=== Instruction ===
Say how many lines contain the word "title" and give no other text.
# start of Provided entries
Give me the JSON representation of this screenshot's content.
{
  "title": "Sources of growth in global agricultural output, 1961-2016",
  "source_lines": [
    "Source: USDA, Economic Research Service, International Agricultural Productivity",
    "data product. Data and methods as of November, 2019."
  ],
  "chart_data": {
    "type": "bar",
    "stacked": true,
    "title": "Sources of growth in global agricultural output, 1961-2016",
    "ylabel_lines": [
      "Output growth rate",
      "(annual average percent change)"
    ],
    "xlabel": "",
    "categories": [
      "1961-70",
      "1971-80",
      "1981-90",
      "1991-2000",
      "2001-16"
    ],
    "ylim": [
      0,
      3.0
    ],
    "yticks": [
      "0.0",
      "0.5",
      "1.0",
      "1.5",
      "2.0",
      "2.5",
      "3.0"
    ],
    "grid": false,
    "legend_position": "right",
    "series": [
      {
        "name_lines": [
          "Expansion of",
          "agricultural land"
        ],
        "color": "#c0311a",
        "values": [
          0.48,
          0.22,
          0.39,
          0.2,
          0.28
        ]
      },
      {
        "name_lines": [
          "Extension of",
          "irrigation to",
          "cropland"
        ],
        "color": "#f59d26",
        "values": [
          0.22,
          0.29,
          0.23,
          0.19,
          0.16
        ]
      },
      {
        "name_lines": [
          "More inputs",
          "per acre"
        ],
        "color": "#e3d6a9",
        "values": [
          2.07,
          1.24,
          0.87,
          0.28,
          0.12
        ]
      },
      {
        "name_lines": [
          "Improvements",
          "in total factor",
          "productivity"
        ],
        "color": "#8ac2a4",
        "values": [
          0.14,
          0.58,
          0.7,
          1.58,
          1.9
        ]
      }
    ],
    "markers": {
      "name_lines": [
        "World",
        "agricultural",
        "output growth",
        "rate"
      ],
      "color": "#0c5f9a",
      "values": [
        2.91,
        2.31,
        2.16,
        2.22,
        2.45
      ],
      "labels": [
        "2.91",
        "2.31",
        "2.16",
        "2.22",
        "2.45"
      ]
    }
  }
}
# end of Provided entries
=== Written answer ===
2